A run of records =
* * * * *
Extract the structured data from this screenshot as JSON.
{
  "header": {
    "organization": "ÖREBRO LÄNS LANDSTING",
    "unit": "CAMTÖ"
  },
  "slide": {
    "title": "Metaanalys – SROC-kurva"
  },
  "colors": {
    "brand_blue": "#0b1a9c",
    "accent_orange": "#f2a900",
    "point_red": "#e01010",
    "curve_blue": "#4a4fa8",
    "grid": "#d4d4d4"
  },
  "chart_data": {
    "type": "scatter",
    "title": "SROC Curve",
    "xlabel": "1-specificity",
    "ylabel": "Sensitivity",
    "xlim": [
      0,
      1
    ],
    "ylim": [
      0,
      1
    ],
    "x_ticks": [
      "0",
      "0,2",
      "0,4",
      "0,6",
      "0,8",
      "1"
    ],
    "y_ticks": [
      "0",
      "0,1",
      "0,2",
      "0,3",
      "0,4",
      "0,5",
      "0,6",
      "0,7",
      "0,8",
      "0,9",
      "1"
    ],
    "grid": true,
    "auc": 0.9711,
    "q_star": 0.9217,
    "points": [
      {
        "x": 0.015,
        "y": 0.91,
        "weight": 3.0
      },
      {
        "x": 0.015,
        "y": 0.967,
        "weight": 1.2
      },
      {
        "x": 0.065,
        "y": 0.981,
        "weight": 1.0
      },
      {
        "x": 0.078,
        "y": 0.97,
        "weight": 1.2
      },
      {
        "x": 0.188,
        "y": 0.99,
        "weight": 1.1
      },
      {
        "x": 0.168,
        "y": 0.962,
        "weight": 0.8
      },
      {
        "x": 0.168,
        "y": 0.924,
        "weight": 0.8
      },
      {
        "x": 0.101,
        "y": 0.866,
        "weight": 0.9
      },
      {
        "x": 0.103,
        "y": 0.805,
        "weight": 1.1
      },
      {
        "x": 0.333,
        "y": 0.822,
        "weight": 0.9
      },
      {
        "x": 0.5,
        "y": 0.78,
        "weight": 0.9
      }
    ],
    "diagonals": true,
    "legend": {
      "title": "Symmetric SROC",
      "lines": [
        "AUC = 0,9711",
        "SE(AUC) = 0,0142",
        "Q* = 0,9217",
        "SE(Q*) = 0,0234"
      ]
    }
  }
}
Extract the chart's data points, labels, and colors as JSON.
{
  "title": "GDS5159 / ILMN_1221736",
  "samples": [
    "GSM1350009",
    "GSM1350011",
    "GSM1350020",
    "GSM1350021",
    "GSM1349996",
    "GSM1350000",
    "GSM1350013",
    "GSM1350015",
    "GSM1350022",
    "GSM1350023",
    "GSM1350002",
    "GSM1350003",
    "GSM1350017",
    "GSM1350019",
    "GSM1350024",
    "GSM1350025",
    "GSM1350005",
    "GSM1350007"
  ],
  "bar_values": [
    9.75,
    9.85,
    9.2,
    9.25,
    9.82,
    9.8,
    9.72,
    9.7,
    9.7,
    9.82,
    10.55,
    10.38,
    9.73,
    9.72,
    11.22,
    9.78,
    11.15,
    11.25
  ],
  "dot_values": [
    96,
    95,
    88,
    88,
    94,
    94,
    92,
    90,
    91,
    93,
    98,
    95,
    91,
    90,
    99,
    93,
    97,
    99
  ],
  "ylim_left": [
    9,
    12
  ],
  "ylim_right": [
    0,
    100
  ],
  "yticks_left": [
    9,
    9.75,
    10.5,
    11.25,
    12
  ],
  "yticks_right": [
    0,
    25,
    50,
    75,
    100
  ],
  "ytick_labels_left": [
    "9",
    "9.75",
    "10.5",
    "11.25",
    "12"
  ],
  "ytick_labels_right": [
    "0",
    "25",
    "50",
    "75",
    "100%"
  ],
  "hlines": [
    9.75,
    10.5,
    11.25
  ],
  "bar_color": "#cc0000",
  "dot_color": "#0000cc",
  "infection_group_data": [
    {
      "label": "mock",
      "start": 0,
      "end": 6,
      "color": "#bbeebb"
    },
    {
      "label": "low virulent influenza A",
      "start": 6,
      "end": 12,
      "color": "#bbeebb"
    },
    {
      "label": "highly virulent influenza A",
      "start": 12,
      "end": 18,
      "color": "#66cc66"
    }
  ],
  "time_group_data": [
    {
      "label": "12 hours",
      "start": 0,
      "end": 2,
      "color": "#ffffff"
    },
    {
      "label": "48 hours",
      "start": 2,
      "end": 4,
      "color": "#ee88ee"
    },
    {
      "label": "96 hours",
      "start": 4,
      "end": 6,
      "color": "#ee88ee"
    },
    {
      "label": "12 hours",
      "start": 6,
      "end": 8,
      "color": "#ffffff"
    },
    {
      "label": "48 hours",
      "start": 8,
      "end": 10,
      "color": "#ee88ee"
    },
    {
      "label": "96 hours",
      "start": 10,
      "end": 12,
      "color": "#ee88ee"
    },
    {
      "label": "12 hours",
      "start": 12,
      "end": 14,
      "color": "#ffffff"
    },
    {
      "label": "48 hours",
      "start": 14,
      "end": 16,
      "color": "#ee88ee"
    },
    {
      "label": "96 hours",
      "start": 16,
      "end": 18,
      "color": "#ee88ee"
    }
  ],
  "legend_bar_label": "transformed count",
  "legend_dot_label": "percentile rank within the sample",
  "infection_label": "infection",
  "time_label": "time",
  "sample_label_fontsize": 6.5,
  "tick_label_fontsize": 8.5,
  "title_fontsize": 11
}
* * * * *
Show the lines from the data above that contain the string "colors".

ANSWER TO THE TASK =
  "colors": {
Extract the chart's data points, labels, and colors as JSON.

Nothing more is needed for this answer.